* Start *

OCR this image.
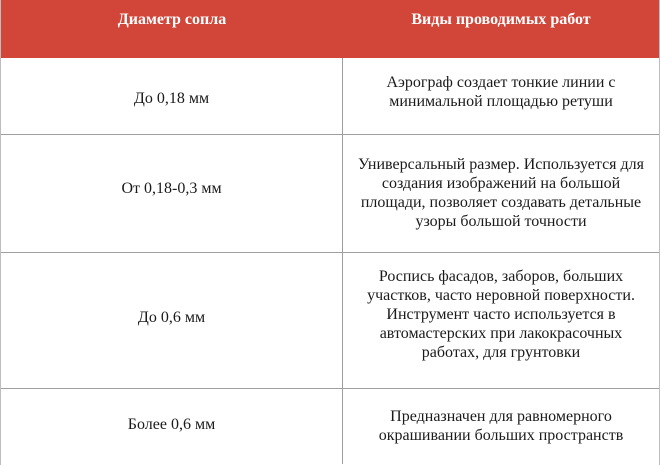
Диаметр сопла	Виды проводимых работ
До 0,18 мм
Аэрограф создает тонкие линии с минимальной площадью ретуши
От 0,18-0,3 мм
Универсальный размер. Используется для создания изображений на большой площади, позволяет создавать детальные узоры большой точности
До 0,6 мм
Роспись фасадов, заборов, больших участков, часто неровной поверхности. Инструмент часто используется в автомастерских при лакокрасочных работах, для грунтовки
Более 0,6 мм	Предназначен для равномерного окрашивании больших пространств
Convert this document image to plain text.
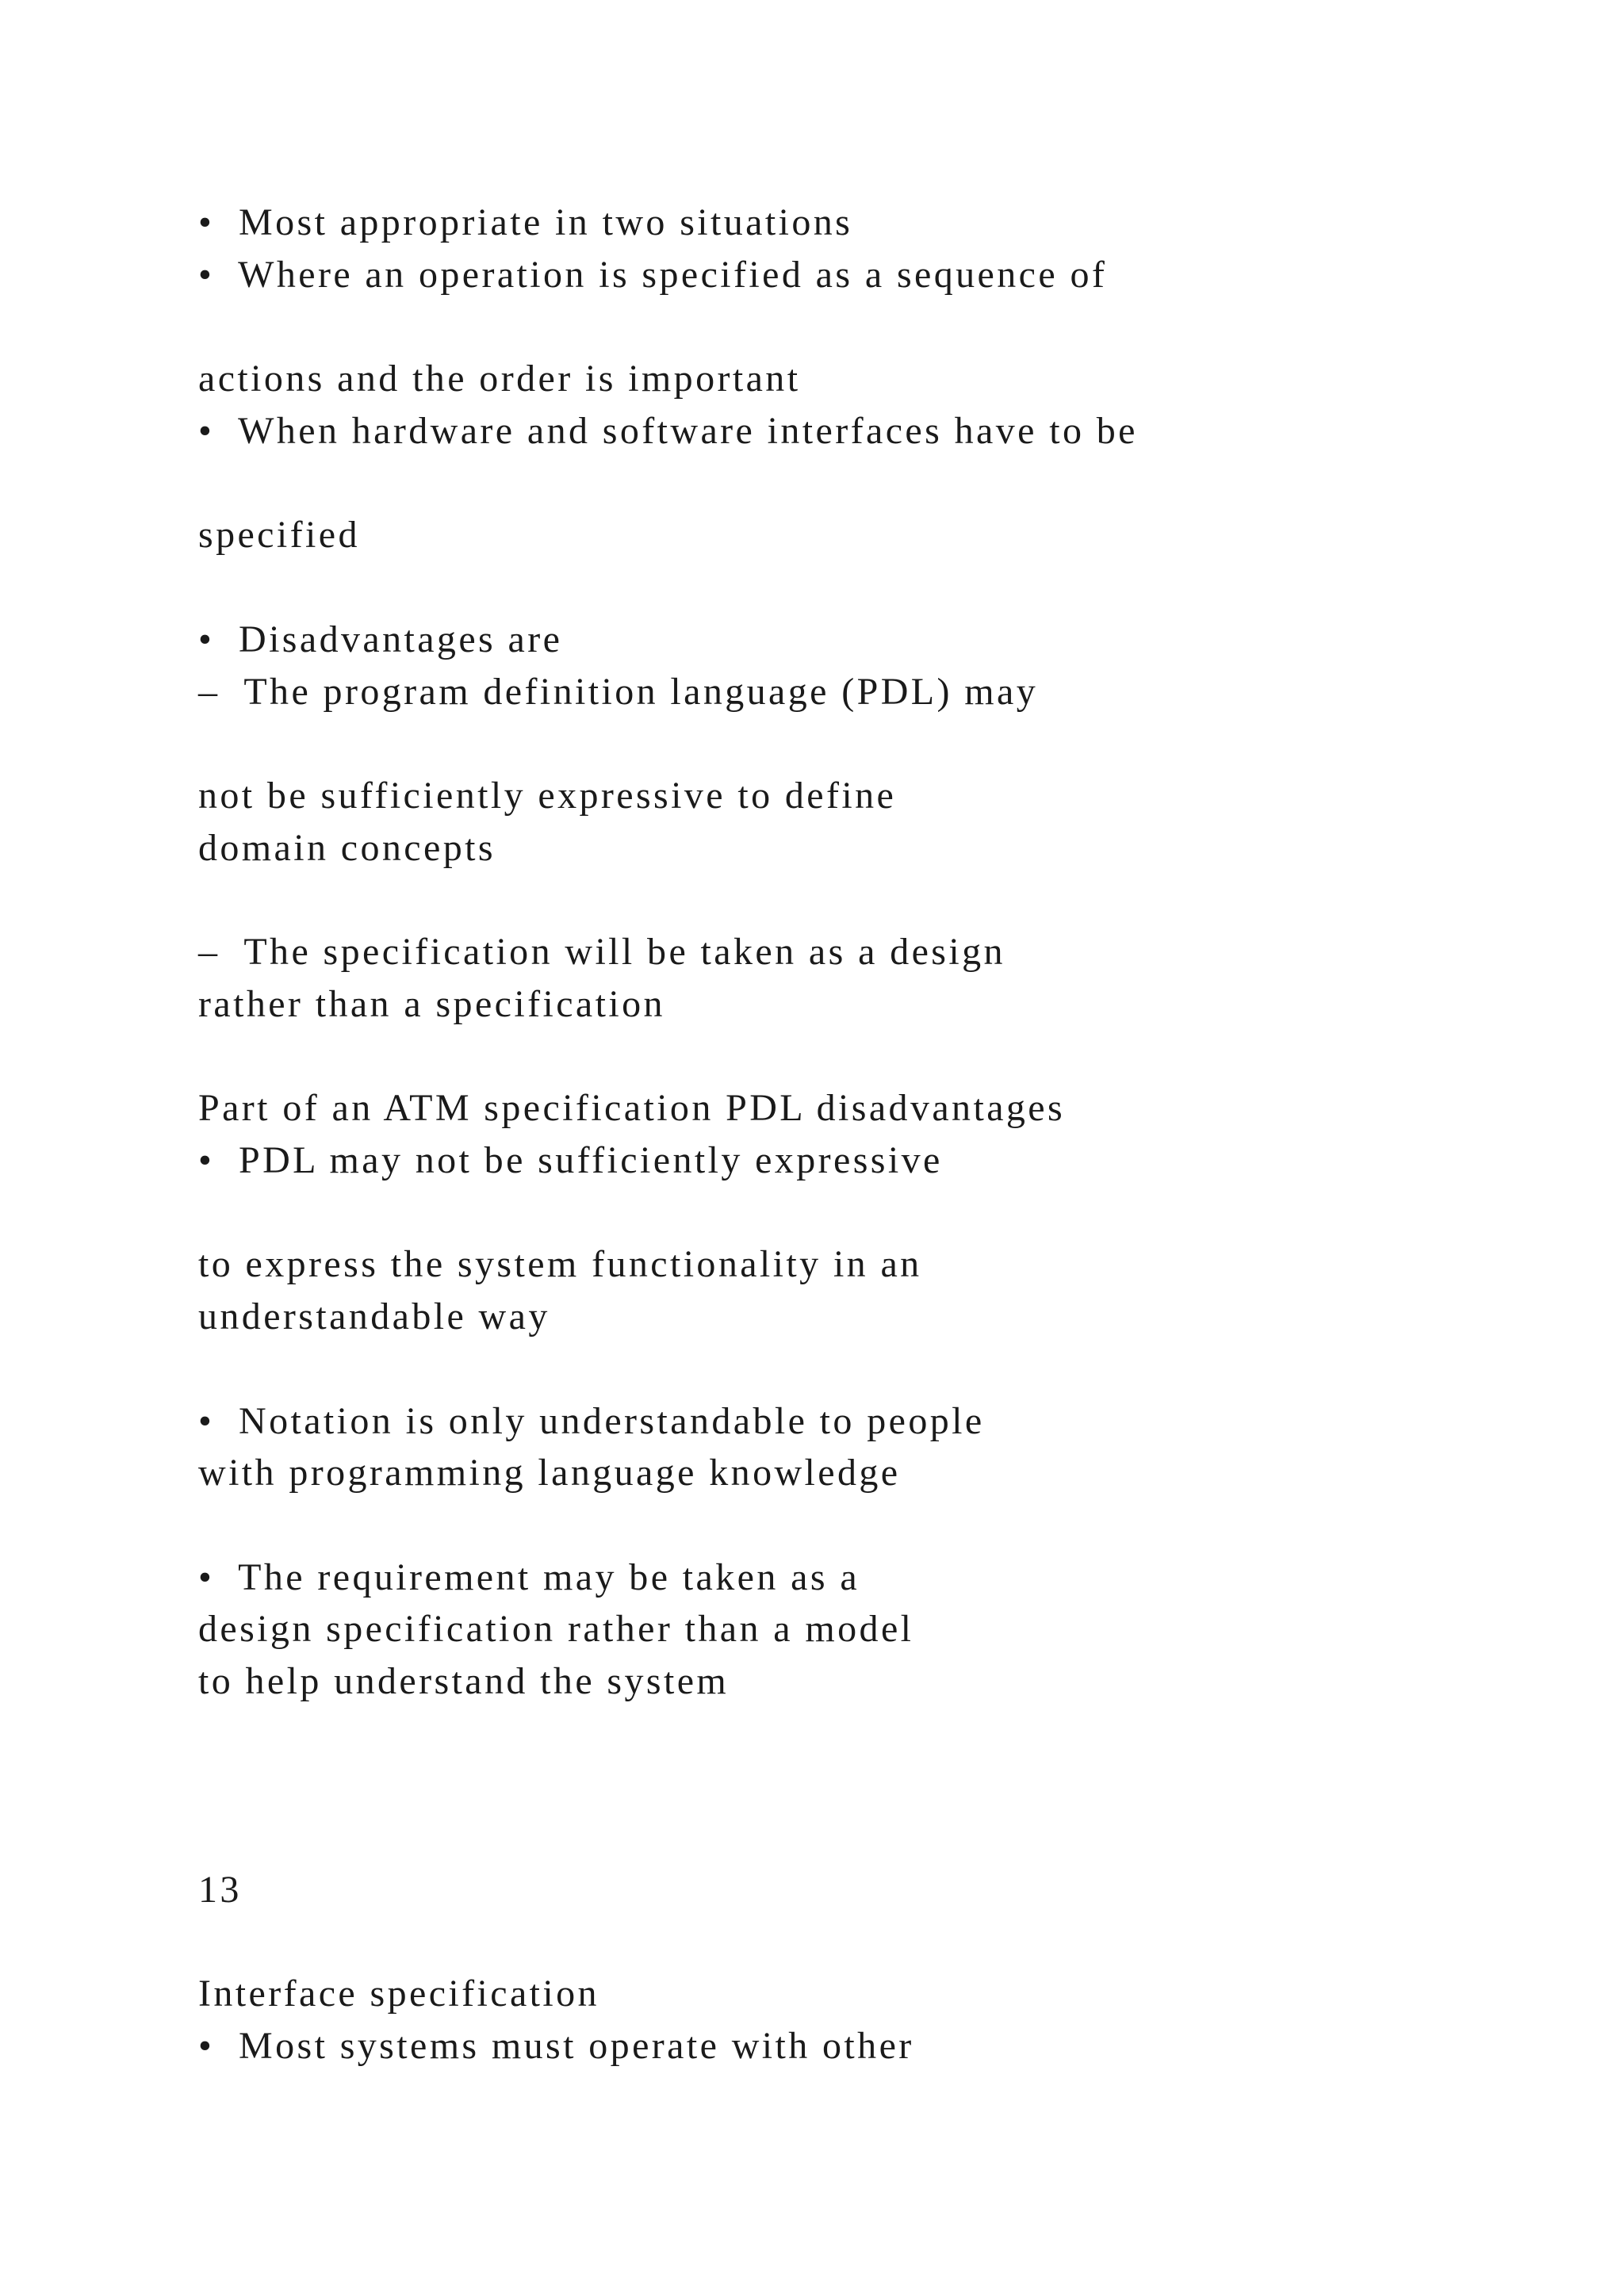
•  Most appropriate in two situations
•  Where an operation is specified as a sequence of
actions and the order is important
•  When hardware and software interfaces have to be
specified
•  Disadvantages are
–  The program definition language (PDL) may
not be sufficiently expressive to define
domain concepts
–  The specification will be taken as a design
rather than a specification
Part of an ATM specification PDL disadvantages
•  PDL may not be sufficiently expressive
to express the system functionality in an
understandable way
•  Notation is only understandable to people
with programming language knowledge
•  The requirement may be taken as a
design specification rather than a model
to help understand the system
13
Interface specification
•  Most systems must operate with other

* End *

Read the data above. Pull out each line in which the string "Most" appears.

•  Most appropriate in two situations
•  Most systems must operate with other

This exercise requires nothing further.